╭──
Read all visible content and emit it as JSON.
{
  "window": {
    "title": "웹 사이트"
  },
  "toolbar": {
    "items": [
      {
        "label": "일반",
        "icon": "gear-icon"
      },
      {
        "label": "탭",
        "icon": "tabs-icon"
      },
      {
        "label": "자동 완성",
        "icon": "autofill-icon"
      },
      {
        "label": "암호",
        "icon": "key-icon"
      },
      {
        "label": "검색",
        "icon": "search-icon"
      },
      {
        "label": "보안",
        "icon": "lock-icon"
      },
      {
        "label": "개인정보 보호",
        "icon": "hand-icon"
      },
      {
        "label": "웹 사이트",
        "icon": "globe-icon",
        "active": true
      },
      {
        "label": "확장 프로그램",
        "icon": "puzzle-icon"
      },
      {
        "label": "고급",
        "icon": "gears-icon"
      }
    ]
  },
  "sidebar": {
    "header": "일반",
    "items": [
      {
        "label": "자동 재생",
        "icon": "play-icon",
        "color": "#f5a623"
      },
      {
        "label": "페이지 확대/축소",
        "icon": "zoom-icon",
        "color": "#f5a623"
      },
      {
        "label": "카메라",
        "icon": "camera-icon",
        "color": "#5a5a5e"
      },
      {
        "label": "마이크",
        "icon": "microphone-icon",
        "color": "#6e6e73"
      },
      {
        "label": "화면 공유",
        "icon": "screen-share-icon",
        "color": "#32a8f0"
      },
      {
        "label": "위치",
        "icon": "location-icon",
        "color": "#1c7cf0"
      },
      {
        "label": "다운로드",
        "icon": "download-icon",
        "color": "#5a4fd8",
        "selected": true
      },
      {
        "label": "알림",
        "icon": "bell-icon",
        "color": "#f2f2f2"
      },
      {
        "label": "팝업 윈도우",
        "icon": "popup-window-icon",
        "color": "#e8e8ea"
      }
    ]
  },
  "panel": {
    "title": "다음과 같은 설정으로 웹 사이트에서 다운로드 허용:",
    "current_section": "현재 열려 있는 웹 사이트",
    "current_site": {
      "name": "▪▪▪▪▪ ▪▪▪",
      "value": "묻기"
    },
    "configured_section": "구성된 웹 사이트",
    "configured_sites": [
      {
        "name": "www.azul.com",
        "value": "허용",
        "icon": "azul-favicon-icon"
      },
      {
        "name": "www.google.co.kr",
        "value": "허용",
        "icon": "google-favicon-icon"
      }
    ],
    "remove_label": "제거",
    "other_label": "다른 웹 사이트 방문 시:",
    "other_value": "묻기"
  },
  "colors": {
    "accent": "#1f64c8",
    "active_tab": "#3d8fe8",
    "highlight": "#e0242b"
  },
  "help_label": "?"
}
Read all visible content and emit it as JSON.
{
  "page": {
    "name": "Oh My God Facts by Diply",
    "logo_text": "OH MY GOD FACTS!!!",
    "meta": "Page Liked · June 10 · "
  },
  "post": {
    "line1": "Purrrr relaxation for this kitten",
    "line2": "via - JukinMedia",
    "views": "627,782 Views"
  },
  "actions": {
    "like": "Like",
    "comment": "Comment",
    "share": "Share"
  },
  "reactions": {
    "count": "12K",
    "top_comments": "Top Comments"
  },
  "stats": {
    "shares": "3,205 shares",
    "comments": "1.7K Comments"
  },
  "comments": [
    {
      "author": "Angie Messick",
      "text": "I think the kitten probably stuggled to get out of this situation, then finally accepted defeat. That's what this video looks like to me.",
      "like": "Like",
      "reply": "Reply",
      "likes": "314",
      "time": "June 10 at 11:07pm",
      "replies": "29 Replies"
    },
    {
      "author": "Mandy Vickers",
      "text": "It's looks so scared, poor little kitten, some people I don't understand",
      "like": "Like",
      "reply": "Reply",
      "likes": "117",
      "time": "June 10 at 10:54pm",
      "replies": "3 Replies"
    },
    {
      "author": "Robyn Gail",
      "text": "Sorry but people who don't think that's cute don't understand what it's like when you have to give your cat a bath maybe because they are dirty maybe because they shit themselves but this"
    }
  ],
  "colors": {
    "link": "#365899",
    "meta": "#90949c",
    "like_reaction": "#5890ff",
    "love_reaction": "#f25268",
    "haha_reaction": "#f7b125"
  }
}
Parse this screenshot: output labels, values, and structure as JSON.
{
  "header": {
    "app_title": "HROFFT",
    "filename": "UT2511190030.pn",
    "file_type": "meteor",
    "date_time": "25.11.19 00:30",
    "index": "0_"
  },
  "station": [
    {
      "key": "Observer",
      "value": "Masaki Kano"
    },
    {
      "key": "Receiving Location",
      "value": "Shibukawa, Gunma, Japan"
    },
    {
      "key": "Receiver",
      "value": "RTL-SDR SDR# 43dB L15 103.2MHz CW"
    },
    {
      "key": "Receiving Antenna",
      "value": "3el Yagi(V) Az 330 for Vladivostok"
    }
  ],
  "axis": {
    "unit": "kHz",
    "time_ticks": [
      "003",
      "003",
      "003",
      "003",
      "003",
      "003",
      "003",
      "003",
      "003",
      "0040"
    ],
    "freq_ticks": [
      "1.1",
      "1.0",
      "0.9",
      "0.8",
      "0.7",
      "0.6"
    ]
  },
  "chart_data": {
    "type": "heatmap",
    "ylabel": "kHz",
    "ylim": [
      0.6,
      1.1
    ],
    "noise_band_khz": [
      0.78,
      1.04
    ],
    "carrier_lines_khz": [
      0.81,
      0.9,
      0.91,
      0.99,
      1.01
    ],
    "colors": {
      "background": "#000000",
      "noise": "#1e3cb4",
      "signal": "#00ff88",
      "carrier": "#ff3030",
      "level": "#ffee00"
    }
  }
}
╰──
All of the material must be reproduced exactly.

Read all visible content and emit it as JSON.
{
  "window": {
    "title": "웹 사이트"
  },
  "toolbar": {
    "items": [
      {
        "label": "일반",
        "icon": "gear-icon"
      },
      {
        "label": "탭",
        "icon": "tabs-icon"
      },
      {
        "label": "자동 완성",
        "icon": "autofill-icon"
      },
      {
        "label": "암호",
        "icon": "key-icon"
      },
      {
        "label": "검색",
        "icon": "search-icon"
      },
      {
        "label": "보안",
        "icon": "lock-icon"
      },
      {
        "label": "개인정보 보호",
        "icon": "hand-icon"
      },
      {
        "label": "웹 사이트",
        "icon": "globe-icon",
        "active": true
      },
      {
        "label": "확장 프로그램",
        "icon": "puzzle-icon"
      },
      {
        "label": "고급",
        "icon": "gears-icon"
      }
    ]
  },
  "sidebar": {
    "header": "일반",
    "items": [
      {
        "label": "자동 재생",
        "icon": "play-icon",
        "color": "#f5a623"
      },
      {
        "label": "페이지 확대/축소",
        "icon": "zoom-icon",
        "color": "#f5a623"
      },
      {
        "label": "카메라",
        "icon": "camera-icon",
        "color": "#5a5a5e"
      },
      {
        "label": "마이크",
        "icon": "microphone-icon",
        "color": "#6e6e73"
      },
      {
        "label": "화면 공유",
        "icon": "screen-share-icon",
        "color": "#32a8f0"
      },
      {
        "label": "위치",
        "icon": "location-icon",
        "color": "#1c7cf0"
      },
      {
        "label": "다운로드",
        "icon": "download-icon",
        "color": "#5a4fd8",
        "selected": true
      },
      {
        "label": "알림",
        "icon": "bell-icon",
        "color": "#f2f2f2"
      },
      {
        "label": "팝업 윈도우",
        "icon": "popup-window-icon",
        "color": "#e8e8ea"
      }
    ]
  },
  "panel": {
    "title": "다음과 같은 설정으로 웹 사이트에서 다운로드 허용:",
    "current_section": "현재 열려 있는 웹 사이트",
    "current_site": {
      "name": "▪▪▪▪▪ ▪▪▪",
      "value": "묻기"
    },
    "configured_section": "구성된 웹 사이트",
    "configured_sites": [
      {
        "name": "www.azul.com",
        "value": "허용",
        "icon": "azul-favicon-icon"
      },
      {
        "name": "www.google.co.kr",
        "value": "허용",
        "icon": "google-favicon-icon"
      }
    ],
    "remove_label": "제거",
    "other_label": "다른 웹 사이트 방문 시:",
    "other_value": "묻기"
  },
  "colors": {
    "accent": "#1f64c8",
    "active_tab": "#3d8fe8",
    "highlight": "#e0242b"
  },
  "help_label": "?"
}
Read all visible content and emit it as JSON.
{
  "page": {
    "name": "Oh My God Facts by Diply",
    "logo_text": "OH MY GOD FACTS!!!",
    "meta": "Page Liked · June 10 · "
  },
  "post": {
    "line1": "Purrrr relaxation for this kitten",
    "line2": "via - JukinMedia",
    "views": "627,782 Views"
  },
  "actions": {
    "like": "Like",
    "comment": "Comment",
    "share": "Share"
  },
  "reactions": {
    "count": "12K",
    "top_comments": "Top Comments"
  },
  "stats": {
    "shares": "3,205 shares",
    "comments": "1.7K Comments"
  },
  "comments": [
    {
      "author": "Angie Messick",
      "text": "I think the kitten probably stuggled to get out of this situation, then finally accepted defeat. That's what this video looks like to me.",
      "like": "Like",
      "reply": "Reply",
      "likes": "314",
      "time": "June 10 at 11:07pm",
      "replies": "29 Replies"
    },
    {
      "author": "Mandy Vickers",
      "text": "It's looks so scared, poor little kitten, some people I don't understand",
      "like": "Like",
      "reply": "Reply",
      "likes": "117",
      "time": "June 10 at 10:54pm",
      "replies": "3 Replies"
    },
    {
      "author": "Robyn Gail",
      "text": "Sorry but people who don't think that's cute don't understand what it's like when you have to give your cat a bath maybe because they are dirty maybe because they shit themselves but this"
    }
  ],
  "colors": {
    "link": "#365899",
    "meta": "#90949c",
    "like_reaction": "#5890ff",
    "love_reaction": "#f25268",
    "haha_reaction": "#f7b125"
  }
}
Parse this screenshot: output labels, values, and structure as JSON.
{
  "header": {
    "app_title": "HROFFT",
    "filename": "UT2511190030.pn",
    "file_type": "meteor",
    "date_time": "25.11.19 00:30",
    "index": "0_"
  },
  "station": [
    {
      "key": "Observer",
      "value": "Masaki Kano"
    },
    {
      "key": "Receiving Location",
      "value": "Shibukawa, Gunma, Japan"
    },
    {
      "key": "Receiver",
      "value": "RTL-SDR SDR# 43dB L15 103.2MHz CW"
    },
    {
      "key": "Receiving Antenna",
      "value": "3el Yagi(V) Az 330 for Vladivostok"
    }
  ],
  "axis": {
    "unit": "kHz",
    "time_ticks": [
      "003",
      "003",
      "003",
      "003",
      "003",
      "003",
      "003",
      "003",
      "003",
      "0040"
    ],
    "freq_ticks": [
      "1.1",
      "1.0",
      "0.9",
      "0.8",
      "0.7",
      "0.6"
    ]
  },
  "chart_data": {
    "type": "heatmap",
    "ylabel": "kHz",
    "ylim": [
      0.6,
      1.1
    ],
    "noise_band_khz": [
      0.78,
      1.04
    ],
    "carrier_lines_khz": [
      0.81,
      0.9,
      0.91,
      0.99,
      1.01
    ],
    "colors": {
      "background": "#000000",
      "noise": "#1e3cb4",
      "signal": "#00ff88",
      "carrier": "#ff3030",
      "level": "#ffee00"
    }
  }
}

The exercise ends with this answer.